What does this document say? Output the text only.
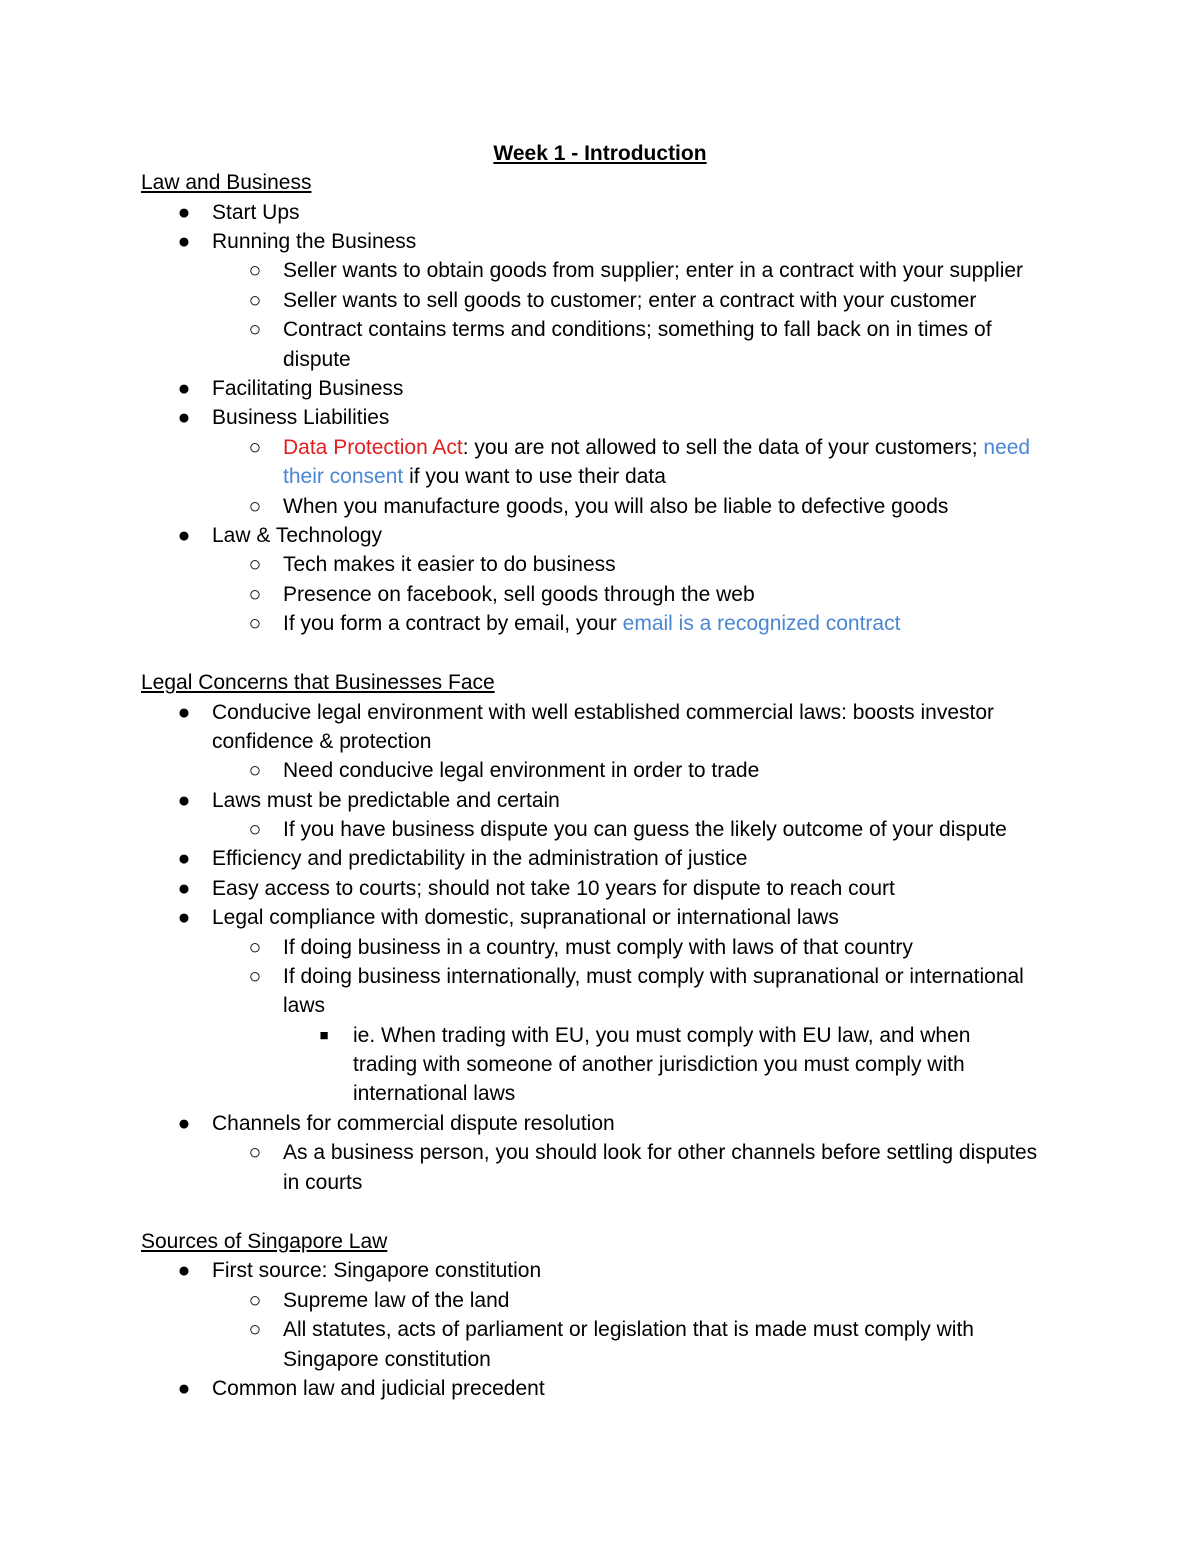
Week 1 - Introduction
Law and Business
● Start Ups
● Running the Business
○ Seller wants to obtain goods from supplier; enter in a contract with your supplier
○ Seller wants to sell goods to customer; enter a contract with your customer
○ Contract contains terms and conditions; something to fall back on in times of
dispute
● Facilitating Business
● Business Liabilities
○ Data Protection Act: you are not allowed to sell the data of your customers; need
their consent if you want to use their data
○ When you manufacture goods, you will also be liable to defective goods
● Law & Technology
○ Tech makes it easier to do business
○ Presence on facebook, sell goods through the web
○ If you form a contract by email, your email is a recognized contract
Legal Concerns that Businesses Face
● Conducive legal environment with well established commercial laws: boosts investor
confidence & protection
○ Need conducive legal environment in order to trade
● Laws must be predictable and certain
○ If you have business dispute you can guess the likely outcome of your dispute
● Efficiency and predictability in the administration of justice
● Easy access to courts; should not take 10 years for dispute to reach court
● Legal compliance with domestic, supranational or international laws
○ If doing business in a country, must comply with laws of that country
○ If doing business internationally, must comply with supranational or international
laws
■ ie. When trading with EU, you must comply with EU law, and when
trading with someone of another jurisdiction you must comply with
international laws
● Channels for commercial dispute resolution
○ As a business person, you should look for other channels before settling disputes
in courts
Sources of Singapore Law
● First source: Singapore constitution
○ Supreme law of the land
○ All statutes, acts of parliament or legislation that is made must comply with
Singapore constitution
● Common law and judicial precedent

-----

**WHAT THE TASK REQUIRES**: Make a copy of each line that contains the string "courts".

**OUTPUT FOR THIS EXERCISE**:
● Easy access to courts; should not take 10 years for dispute to reach court
in courts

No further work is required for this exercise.